(Task) Gather up all lines that carry the word "βότρυς".
****************************************
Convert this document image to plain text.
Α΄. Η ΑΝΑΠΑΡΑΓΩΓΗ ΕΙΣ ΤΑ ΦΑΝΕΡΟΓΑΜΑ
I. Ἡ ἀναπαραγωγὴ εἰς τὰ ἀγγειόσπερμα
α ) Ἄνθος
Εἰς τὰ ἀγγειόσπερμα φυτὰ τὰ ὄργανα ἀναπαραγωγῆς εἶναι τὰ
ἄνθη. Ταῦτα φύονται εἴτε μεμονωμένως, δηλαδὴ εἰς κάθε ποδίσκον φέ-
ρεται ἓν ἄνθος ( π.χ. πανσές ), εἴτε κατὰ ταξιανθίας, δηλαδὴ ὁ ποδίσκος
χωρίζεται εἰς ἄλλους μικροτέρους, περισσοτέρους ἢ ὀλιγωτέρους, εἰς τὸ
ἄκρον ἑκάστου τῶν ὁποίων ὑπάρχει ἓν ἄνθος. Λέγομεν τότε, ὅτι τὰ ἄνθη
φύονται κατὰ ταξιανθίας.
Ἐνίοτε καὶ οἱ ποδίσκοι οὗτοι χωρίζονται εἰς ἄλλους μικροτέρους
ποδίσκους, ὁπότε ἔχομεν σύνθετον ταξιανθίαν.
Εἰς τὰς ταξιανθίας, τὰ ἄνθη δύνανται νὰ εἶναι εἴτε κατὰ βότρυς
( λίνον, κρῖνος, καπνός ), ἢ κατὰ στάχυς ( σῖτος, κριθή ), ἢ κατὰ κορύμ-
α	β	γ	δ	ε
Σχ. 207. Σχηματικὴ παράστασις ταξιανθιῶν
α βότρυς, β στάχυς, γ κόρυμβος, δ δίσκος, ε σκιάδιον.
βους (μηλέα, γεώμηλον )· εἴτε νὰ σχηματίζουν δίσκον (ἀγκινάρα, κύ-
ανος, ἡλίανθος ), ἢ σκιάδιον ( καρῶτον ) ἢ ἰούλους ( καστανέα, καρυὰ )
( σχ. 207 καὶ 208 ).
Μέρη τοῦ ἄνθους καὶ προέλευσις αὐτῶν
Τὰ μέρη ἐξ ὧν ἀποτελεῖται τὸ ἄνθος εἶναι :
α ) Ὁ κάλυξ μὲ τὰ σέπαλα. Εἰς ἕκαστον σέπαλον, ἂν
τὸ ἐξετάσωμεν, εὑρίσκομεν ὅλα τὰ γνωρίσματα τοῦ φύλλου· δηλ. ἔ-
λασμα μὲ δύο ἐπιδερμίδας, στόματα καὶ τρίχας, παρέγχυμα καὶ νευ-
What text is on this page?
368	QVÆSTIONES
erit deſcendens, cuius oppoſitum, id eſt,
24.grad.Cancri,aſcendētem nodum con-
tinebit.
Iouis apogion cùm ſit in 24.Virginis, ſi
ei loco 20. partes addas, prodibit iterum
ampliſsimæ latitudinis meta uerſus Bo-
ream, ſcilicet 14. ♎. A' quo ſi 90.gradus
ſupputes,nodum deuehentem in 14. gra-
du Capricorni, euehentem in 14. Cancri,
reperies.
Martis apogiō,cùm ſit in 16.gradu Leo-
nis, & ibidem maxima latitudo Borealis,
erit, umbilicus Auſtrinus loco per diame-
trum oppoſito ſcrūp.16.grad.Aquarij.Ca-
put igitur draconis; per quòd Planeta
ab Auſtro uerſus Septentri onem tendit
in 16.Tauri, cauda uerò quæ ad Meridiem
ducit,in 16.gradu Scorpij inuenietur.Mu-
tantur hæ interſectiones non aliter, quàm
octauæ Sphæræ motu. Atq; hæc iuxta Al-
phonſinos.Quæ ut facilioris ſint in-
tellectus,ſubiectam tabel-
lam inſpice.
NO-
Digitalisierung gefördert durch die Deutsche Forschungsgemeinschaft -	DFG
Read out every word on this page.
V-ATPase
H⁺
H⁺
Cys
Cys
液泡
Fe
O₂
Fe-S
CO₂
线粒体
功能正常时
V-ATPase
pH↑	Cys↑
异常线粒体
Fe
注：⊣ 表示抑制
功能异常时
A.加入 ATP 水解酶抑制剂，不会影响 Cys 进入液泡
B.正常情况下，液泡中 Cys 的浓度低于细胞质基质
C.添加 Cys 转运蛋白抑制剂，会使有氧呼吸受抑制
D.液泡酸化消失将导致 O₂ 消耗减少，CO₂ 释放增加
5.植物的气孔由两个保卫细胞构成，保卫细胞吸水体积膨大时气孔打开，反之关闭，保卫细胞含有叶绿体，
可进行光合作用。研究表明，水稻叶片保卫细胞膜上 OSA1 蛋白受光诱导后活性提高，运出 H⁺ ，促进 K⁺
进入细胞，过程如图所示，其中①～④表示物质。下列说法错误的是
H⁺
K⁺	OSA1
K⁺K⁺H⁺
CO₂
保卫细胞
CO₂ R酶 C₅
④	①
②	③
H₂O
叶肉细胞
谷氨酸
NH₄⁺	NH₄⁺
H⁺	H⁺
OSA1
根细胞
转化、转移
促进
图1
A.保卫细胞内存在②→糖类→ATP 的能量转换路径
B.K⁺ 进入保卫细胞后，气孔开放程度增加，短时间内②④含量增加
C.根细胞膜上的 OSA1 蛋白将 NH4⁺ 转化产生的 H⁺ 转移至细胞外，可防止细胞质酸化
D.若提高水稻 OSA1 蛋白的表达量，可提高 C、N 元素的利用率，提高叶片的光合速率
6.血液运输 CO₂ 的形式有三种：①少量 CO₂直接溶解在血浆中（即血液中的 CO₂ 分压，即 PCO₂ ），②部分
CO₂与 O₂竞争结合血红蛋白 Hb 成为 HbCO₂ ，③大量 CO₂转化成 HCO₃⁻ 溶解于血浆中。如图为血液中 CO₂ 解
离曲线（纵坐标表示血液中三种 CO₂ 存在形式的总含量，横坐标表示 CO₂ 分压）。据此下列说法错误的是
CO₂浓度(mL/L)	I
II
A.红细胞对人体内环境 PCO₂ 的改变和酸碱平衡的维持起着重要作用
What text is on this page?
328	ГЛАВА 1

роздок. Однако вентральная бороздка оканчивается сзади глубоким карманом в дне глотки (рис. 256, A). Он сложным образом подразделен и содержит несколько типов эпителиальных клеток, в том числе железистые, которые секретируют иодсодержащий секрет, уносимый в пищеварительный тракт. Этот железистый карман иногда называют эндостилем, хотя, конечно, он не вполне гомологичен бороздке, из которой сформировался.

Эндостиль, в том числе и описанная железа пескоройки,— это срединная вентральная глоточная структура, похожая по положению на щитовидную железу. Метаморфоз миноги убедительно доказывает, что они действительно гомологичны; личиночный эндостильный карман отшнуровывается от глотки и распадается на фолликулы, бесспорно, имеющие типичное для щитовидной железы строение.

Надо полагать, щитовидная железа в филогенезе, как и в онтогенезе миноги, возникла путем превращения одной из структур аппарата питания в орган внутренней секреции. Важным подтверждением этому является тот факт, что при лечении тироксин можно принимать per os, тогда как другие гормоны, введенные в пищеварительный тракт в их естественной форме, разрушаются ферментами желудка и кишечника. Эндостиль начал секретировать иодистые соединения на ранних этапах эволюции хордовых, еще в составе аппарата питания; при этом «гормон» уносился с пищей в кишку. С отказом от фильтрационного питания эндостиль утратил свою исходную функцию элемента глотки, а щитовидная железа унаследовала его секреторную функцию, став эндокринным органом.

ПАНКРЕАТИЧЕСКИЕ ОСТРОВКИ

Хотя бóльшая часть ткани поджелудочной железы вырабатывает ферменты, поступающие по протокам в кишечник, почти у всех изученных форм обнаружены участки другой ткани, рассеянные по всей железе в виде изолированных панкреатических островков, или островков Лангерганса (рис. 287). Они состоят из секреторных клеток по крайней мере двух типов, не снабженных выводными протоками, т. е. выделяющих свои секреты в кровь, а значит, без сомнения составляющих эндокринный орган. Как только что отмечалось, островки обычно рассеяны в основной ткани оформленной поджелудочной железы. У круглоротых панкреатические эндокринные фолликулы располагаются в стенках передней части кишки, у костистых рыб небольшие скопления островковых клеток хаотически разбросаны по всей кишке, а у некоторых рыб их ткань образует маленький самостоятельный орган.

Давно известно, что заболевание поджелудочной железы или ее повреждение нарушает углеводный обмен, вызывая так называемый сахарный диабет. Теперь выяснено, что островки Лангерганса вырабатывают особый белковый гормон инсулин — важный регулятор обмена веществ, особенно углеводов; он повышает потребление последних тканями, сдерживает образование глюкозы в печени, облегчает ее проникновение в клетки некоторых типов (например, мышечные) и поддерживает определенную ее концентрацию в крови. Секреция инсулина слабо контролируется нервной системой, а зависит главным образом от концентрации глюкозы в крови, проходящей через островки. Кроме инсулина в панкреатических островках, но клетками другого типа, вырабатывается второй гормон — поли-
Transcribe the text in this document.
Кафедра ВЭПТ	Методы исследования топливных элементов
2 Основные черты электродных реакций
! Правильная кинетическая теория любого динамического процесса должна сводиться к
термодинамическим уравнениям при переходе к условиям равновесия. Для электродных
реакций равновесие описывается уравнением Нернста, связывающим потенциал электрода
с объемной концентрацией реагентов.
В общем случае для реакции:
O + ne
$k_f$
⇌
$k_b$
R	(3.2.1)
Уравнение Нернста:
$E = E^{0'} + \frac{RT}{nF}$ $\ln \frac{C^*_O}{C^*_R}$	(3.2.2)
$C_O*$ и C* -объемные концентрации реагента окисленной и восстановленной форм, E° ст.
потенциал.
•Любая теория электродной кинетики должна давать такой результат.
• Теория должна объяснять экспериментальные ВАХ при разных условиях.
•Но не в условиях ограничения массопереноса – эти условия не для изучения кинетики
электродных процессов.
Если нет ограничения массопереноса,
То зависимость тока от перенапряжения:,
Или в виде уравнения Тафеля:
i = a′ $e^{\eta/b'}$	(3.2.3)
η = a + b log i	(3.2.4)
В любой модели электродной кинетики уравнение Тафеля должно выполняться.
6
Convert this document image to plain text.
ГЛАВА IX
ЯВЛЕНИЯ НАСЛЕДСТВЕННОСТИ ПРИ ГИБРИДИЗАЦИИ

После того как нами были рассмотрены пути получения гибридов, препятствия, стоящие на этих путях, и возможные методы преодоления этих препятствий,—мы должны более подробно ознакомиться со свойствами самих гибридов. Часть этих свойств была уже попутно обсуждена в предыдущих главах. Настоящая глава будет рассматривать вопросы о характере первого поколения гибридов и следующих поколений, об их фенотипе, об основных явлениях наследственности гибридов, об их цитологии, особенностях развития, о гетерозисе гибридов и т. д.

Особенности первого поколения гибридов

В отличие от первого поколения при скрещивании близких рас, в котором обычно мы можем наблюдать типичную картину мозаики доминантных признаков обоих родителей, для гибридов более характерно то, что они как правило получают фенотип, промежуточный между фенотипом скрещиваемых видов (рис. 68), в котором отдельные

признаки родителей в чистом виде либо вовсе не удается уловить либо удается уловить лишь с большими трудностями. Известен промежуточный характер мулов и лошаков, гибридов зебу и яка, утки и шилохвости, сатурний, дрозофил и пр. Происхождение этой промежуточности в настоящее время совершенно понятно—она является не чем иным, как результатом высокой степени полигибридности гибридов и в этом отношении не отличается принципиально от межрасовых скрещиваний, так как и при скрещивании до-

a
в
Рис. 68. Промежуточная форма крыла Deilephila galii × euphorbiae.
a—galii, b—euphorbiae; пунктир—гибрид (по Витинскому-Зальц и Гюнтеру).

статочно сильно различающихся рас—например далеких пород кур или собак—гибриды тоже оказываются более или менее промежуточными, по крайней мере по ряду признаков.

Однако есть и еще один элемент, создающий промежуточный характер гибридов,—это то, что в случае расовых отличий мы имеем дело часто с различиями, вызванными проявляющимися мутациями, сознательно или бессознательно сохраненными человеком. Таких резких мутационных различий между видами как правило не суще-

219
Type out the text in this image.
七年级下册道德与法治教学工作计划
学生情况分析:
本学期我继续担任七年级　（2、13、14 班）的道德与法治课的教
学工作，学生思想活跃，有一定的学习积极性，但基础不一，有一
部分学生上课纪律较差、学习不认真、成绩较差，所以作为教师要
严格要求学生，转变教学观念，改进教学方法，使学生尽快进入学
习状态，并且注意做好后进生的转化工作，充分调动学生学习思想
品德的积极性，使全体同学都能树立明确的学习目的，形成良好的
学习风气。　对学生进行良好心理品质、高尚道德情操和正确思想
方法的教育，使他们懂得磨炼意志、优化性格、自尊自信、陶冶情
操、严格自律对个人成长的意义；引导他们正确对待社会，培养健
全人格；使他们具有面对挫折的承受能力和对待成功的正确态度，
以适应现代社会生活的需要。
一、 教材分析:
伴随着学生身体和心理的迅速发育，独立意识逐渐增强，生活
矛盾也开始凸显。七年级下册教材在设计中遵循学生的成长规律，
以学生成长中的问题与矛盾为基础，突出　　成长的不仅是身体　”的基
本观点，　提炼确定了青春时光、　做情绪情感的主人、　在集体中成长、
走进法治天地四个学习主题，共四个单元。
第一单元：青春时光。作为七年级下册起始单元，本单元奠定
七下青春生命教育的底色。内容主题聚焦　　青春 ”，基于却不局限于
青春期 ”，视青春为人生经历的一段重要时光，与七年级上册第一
****************************************
(Expected answer)
Εἰς τὰς ταξιανθίας, τὰ ἄνθη δύνανται νὰ εἶναι εἴτε κατὰ βότρυς
α βότρυς, β στάχυς, γ κόρυμβος, δ δίσκος, ε σκιάδιον.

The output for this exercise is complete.